=== Material for the task ===

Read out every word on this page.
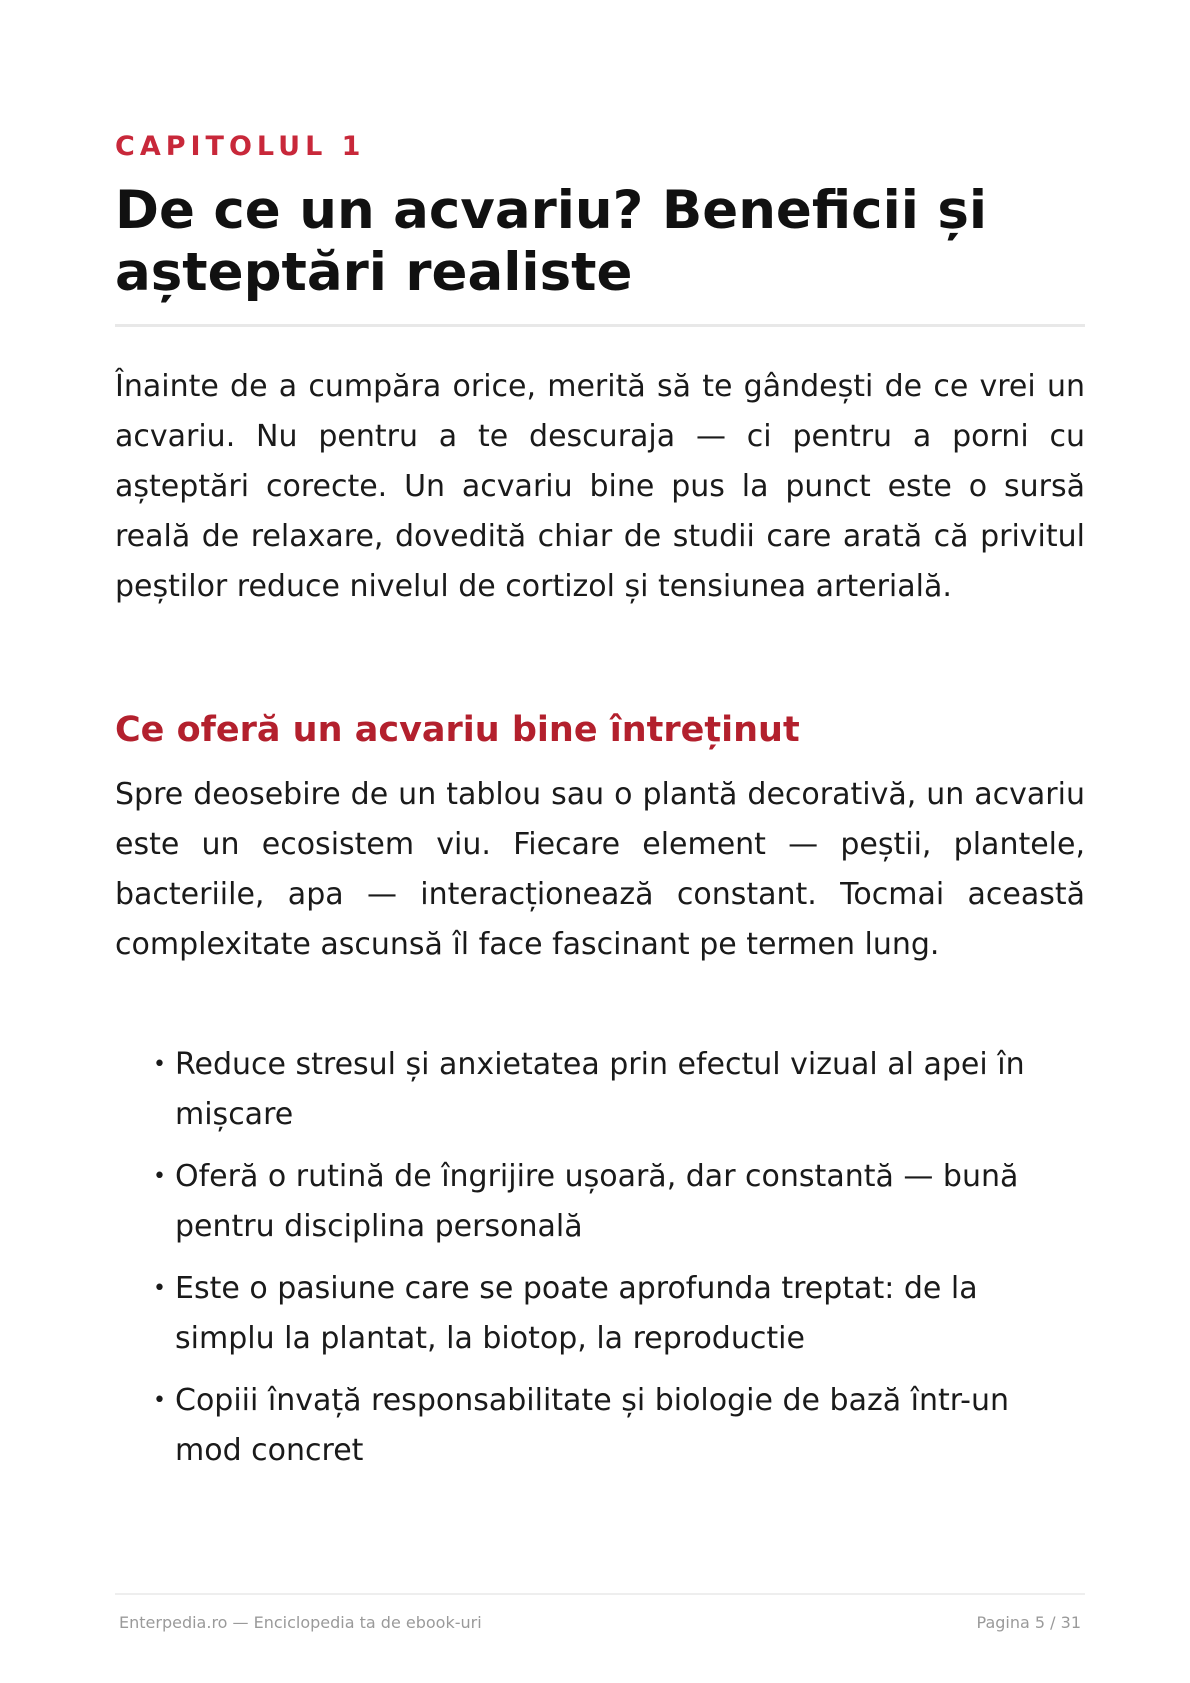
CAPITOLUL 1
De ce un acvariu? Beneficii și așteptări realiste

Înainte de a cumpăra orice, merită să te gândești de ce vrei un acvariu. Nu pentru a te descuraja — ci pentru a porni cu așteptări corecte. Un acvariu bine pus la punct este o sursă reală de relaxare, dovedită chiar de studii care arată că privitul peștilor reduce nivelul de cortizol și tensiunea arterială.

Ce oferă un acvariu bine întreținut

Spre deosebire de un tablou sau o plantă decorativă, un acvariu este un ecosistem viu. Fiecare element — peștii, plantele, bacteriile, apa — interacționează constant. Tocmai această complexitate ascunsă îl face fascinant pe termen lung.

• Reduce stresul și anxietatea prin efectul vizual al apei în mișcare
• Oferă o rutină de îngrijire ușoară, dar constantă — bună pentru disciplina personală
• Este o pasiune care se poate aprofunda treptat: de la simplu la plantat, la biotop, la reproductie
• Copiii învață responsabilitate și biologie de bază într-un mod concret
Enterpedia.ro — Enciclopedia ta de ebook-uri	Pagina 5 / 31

===

*What needs to be done*
If an entry above holds a picture, omit the picture but retype everything else exactly.

*Reply to the task*
Read out every word on this page.
CAPITOLUL 1
De ce un acvariu? Beneficii și așteptări realiste

Înainte de a cumpăra orice, merită să te gândești de ce vrei un acvariu. Nu pentru a te descuraja — ci pentru a porni cu așteptări corecte. Un acvariu bine pus la punct este o sursă reală de relaxare, dovedită chiar de studii care arată că privitul peștilor reduce nivelul de cortizol și tensiunea arterială.

Ce oferă un acvariu bine întreținut

Spre deosebire de un tablou sau o plantă decorativă, un acvariu este un ecosistem viu. Fiecare element — peștii, plantele, bacteriile, apa — interacționează constant. Tocmai această complexitate ascunsă îl face fascinant pe termen lung.

• Reduce stresul și anxietatea prin efectul vizual al apei în mișcare
• Oferă o rutină de îngrijire ușoară, dar constantă — bună pentru disciplina personală
• Este o pasiune care se poate aprofunda treptat: de la simplu la plantat, la biotop, la reproductie
• Copiii învață responsabilitate și biologie de bază într-un mod concret
Enterpedia.ro — Enciclopedia ta de ebook-uri	Pagina 5 / 31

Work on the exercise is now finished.